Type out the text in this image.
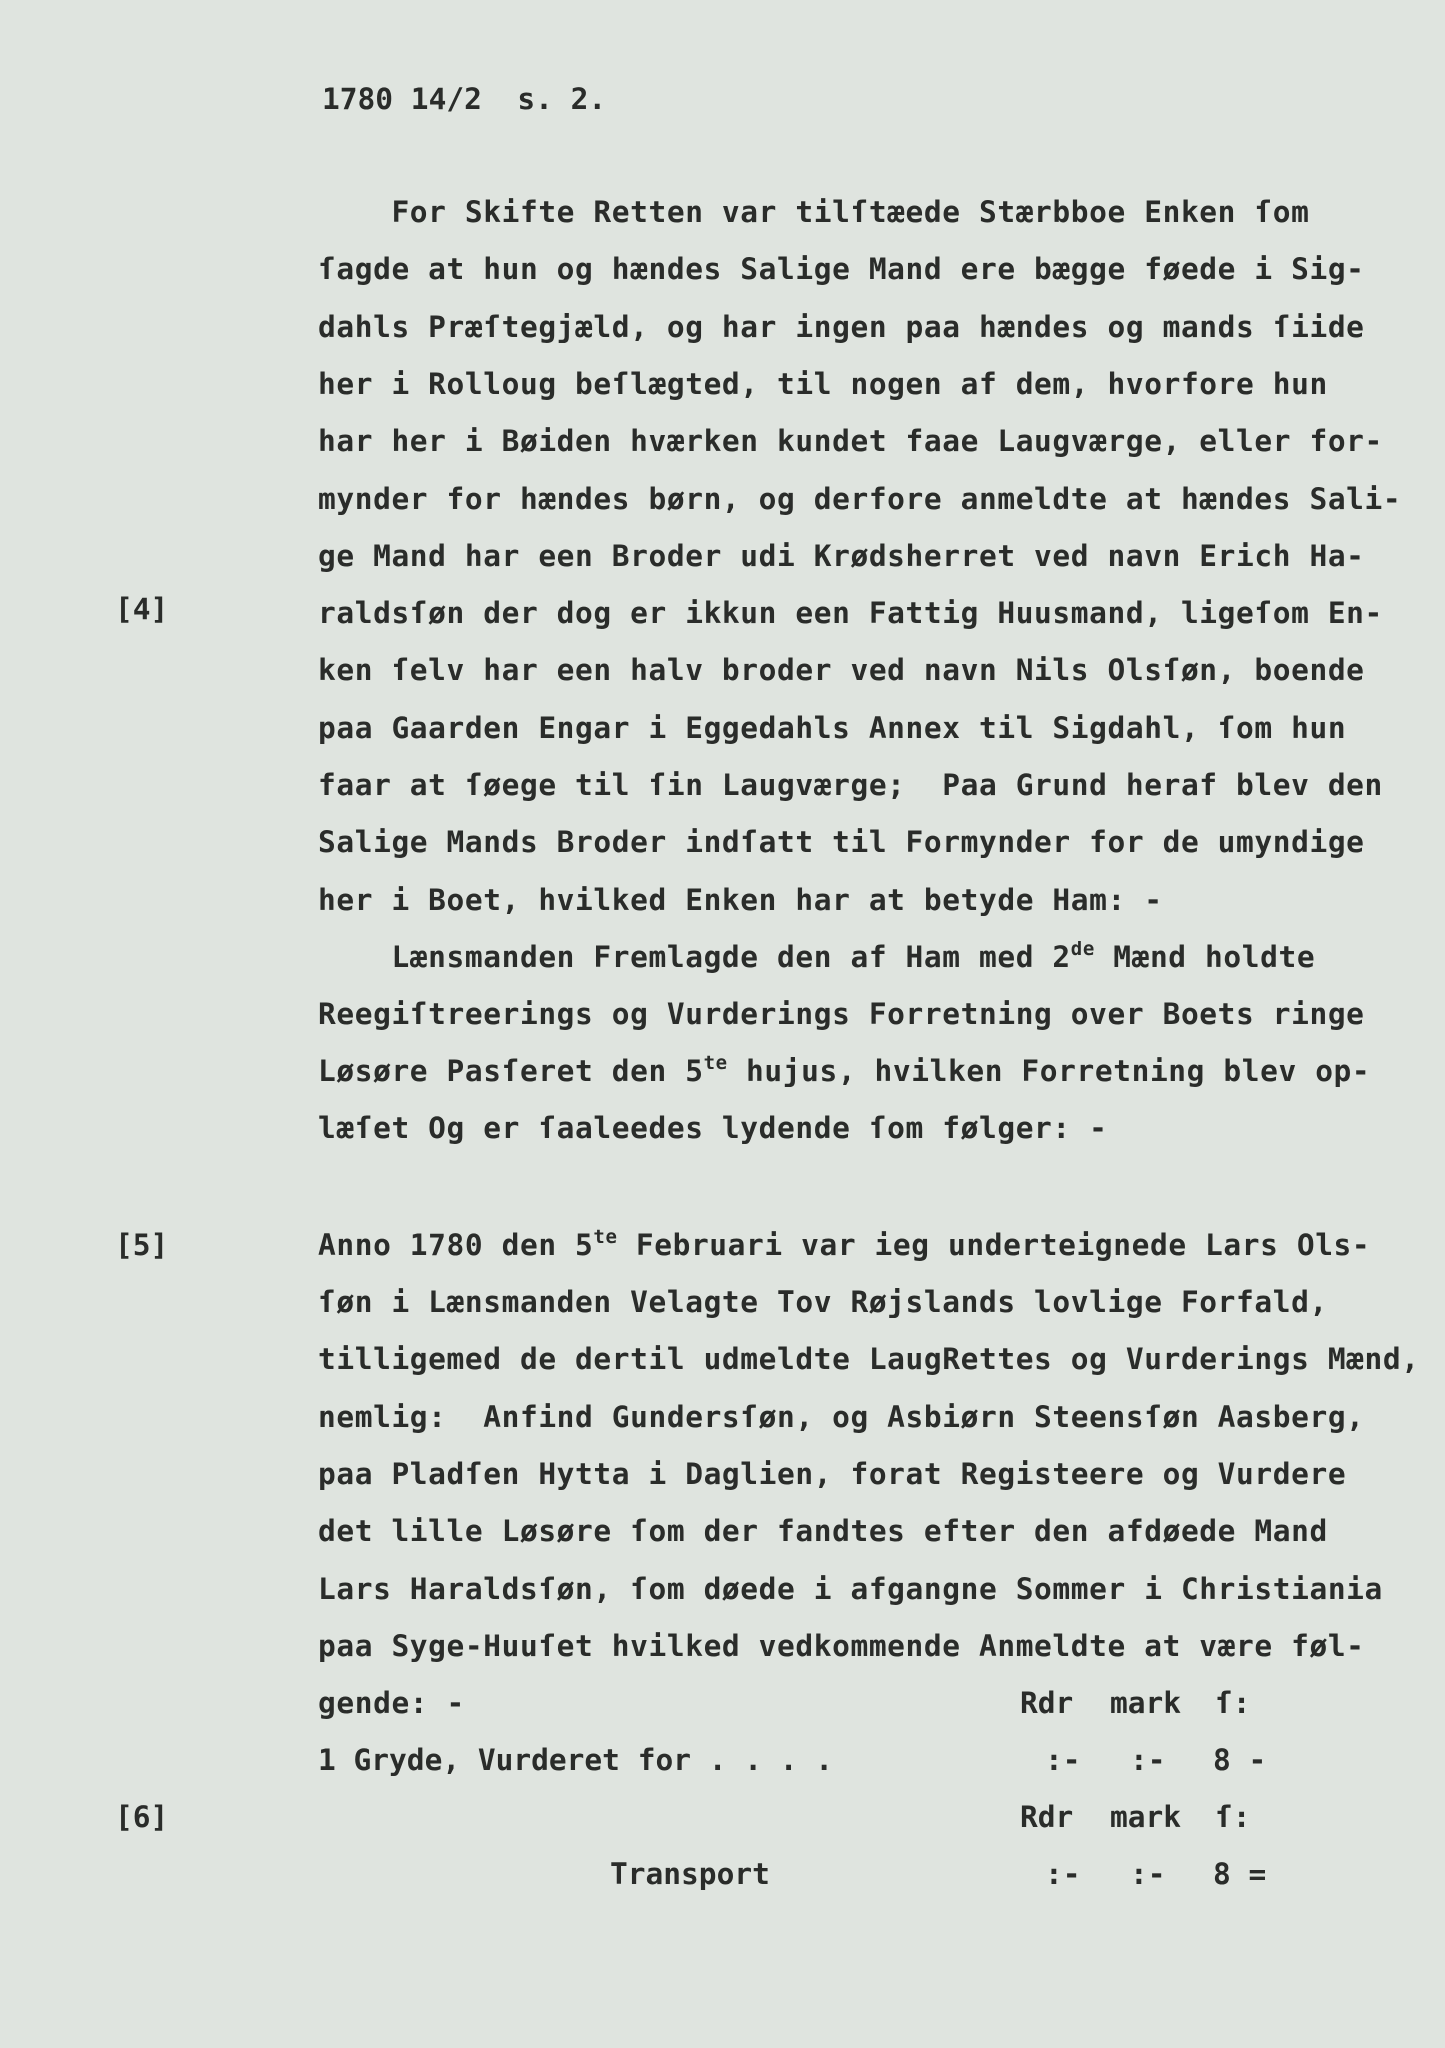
1780 14/2  s. 2.
For Skifte Retten var tilſtæede Stærbboe Enken ſom
ſagde at hun og hændes Salige Mand ere bægge føede i Sig-
dahls Præſtegjæld, og har ingen paa hændes og mands ſiide
her i Rolloug beſlægted, til nogen af dem, hvorfore hun
har her i Bøiden hværken kundet faae Laugværge, eller for-
mynder for hændes børn, og derfore anmeldte at hændes Sali-
ge Mand har een Broder udi Krødsherret ved navn Erich Ha-
raldsſøn der dog er ikkun een Fattig Huusmand, ligeſom En-
ken ſelv har een halv broder ved navn Nils Olsſøn, boende
paa Gaarden Engar i Eggedahls Annex til Sigdahl, ſom hun
faar at ſøege til ſin Laugværge;  Paa Grund heraf blev den
Salige Mands Broder indſatt til Formynder for de umyndige
her i Boet, hvilked Enken har at betyde Ham: -
[4]
Lænsmanden Fremlagde den af Ham med 2de Mænd holdte
Reegiſtreerings og Vurderings Forretning over Boets ringe
Løsøre Pasſeret den $5^{te}$ hujus, hvilken Forretning blev op-
læſet Og er ſaaleedes lydende ſom følger: -
[5]	Anno 1780 den $5^{te}$ Februari var ieg underteignede Lars Ols-
ſøn i Lænsmanden Velagte Tov Røjslands lovlige Forfald,
tilligemed de dertil udmeldte LaugRettes og Vurderings Mænd,
nemlig:  Anfind Gundersſøn, og Asbiørn Steensſøn Aasberg,
paa Pladſen Hytta i Daglien, forat Registeere og Vurdere
det lille Løsøre ſom der fandtes efter den afdøede Mand
Lars Haraldsſøn, ſom døede i afgangne Sommer i Christiania
paa Syge-Huuſet hvilked vedkommende Anmeldte at være føl-
gende: -	Rdr mark ſ:
1 Gryde, Vurderet for . . . .	:- :- 8 -
[6]	Rdr mark ſ:
Transport	:- :- 8 =
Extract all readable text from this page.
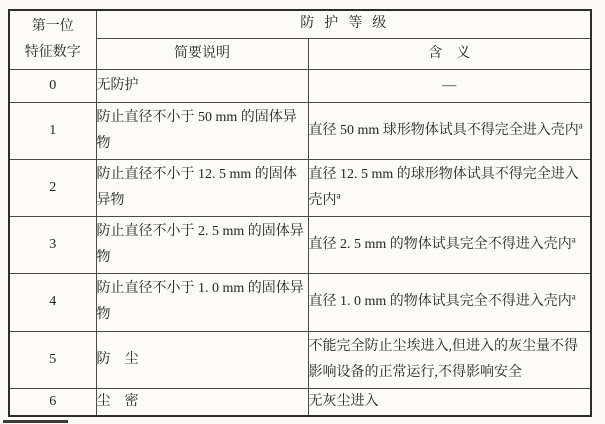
第一位
特征数字	防护等级	
	简要说明	含　义
0	无防护	—
1	防止直径不小于 50 mm 的固体异物	直径 50 mm 球形物体试具不得完全进入壳内$^a$
2	防止直径不小于 12. 5 mm 的固体异物	直径 12. 5 mm 的球形物体试具不得完全进入壳内$^a$
3	防止直径不小于 2. 5 mm 的固体异物	直径 2. 5 mm 的物体试具完全不得进入壳内$^a$
4	防止直径不小于 1. 0 mm 的固体异物	直径 1. 0 mm 的物体试具完全不得进入壳内$^a$
5	防　尘	不能完全防止尘埃进入,但进入的灰尘量不得影响设备的正常运行,不得影响安全
6	尘　密	无灰尘进入
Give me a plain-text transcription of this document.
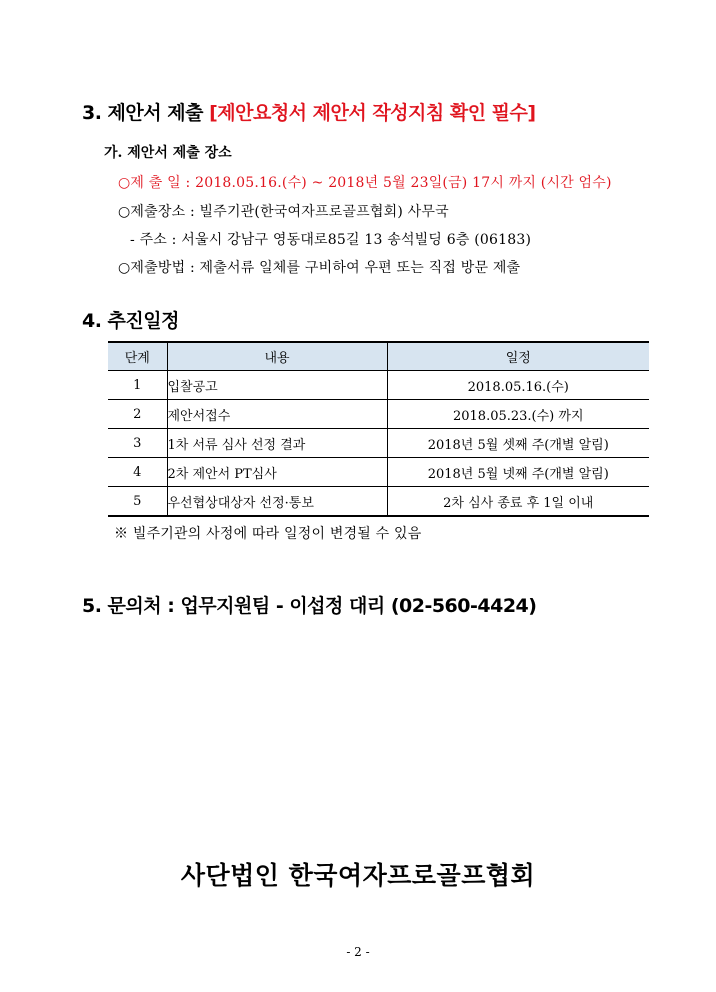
3. 제안서 제출 [제안요청서 제안서 작성지침 확인 필수]
가. 제안서 제출 장소
○제 출 일 : 2018.05.16.(수) ~ 2018년 5월 23일(금) 17시 까지 (시간 엄수)
○제출장소 : 빌주기관(한국여자프로골프협회) 사무국
- 주소 : 서울시 강남구 영동대로85길 13 송석빌딩 6층 (06183)
○제출방법 : 제출서류 일체를 구비하여 우편 또는 직접 방문 제출
4. 추진일정
단계	내용	일정
1	입찰공고	2018.05.16.(수)
2	제안서접수	2018.05.23.(수) 까지
3	1차 서류 심사 선정 결과	2018년 5월 셋째 주(개별 알림)
4	2차 제안서 PT심사	2018년 5월 넷째 주(개별 알림)
5	우선협상대상자 선정·통보	2차 심사 종료 후 1일 이내
※ 빌주기관의 사정에 따라 일정이 변경될 수 있음
5. 문의처 : 업무지원팀 - 이섭정 대리 (02-560-4424)
사단법인 한국여자프로골프협회
- 2 -
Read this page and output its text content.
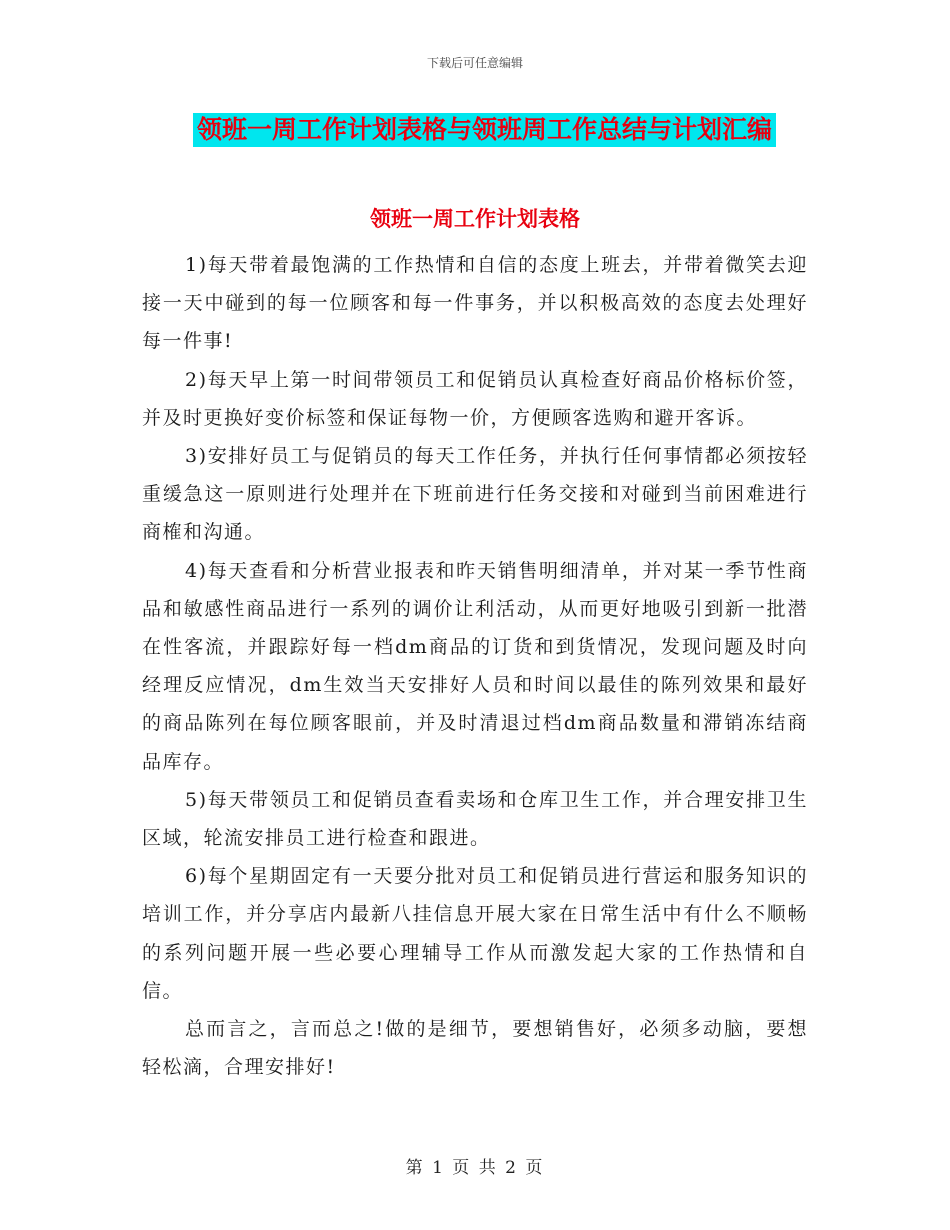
下载后可任意编辑
领班一周工作计划表格与领班周工作总结与计划汇编
领班一周工作计划表格

1)每天带着最饱满的工作热情和自信的态度上班去，并带着微笑去迎接一天中碰到的每一位顾客和每一件事务，并以积极高效的态度去处理好每一件事!

2)每天早上第一时间带领员工和促销员认真检查好商品价格标价签，并及时更换好变价标签和保证每物一价，方便顾客选购和避开客诉。

3)安排好员工与促销员的每天工作任务，并执行任何事情都必须按轻重缓急这一原则进行处理并在下班前进行任务交接和对碰到当前困难进行商榷和沟通。

4)每天查看和分析营业报表和昨天销售明细清单，并对某一季节性商品和敏感性商品进行一系列的调价让利活动，从而更好地吸引到新一批潜在性客流，并跟踪好每一档dm商品的订货和到货情况，发现问题及时向经理反应情况，dm生效当天安排好人员和时间以最佳的陈列效果和最好的商品陈列在每位顾客眼前，并及时清退过档dm商品数量和滞销冻结商品库存。

5)每天带领员工和促销员查看卖场和仓库卫生工作，并合理安排卫生区域，轮流安排员工进行检查和跟进。

6)每个星期固定有一天要分批对员工和促销员进行营运和服务知识的培训工作，并分享店内最新八挂信息开展大家在日常生活中有什么不顺畅的系列问题开展一些必要心理辅导工作从而激发起大家的工作热情和自信。

总而言之，言而总之!做的是细节，要想销售好，必须多动脑，要想轻松滴，合理安排好!

第 1 页 共 2 页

###

From the entries above, pull out each line that includes "page".

Extract all readable text from this page.
Read this page and output its text content.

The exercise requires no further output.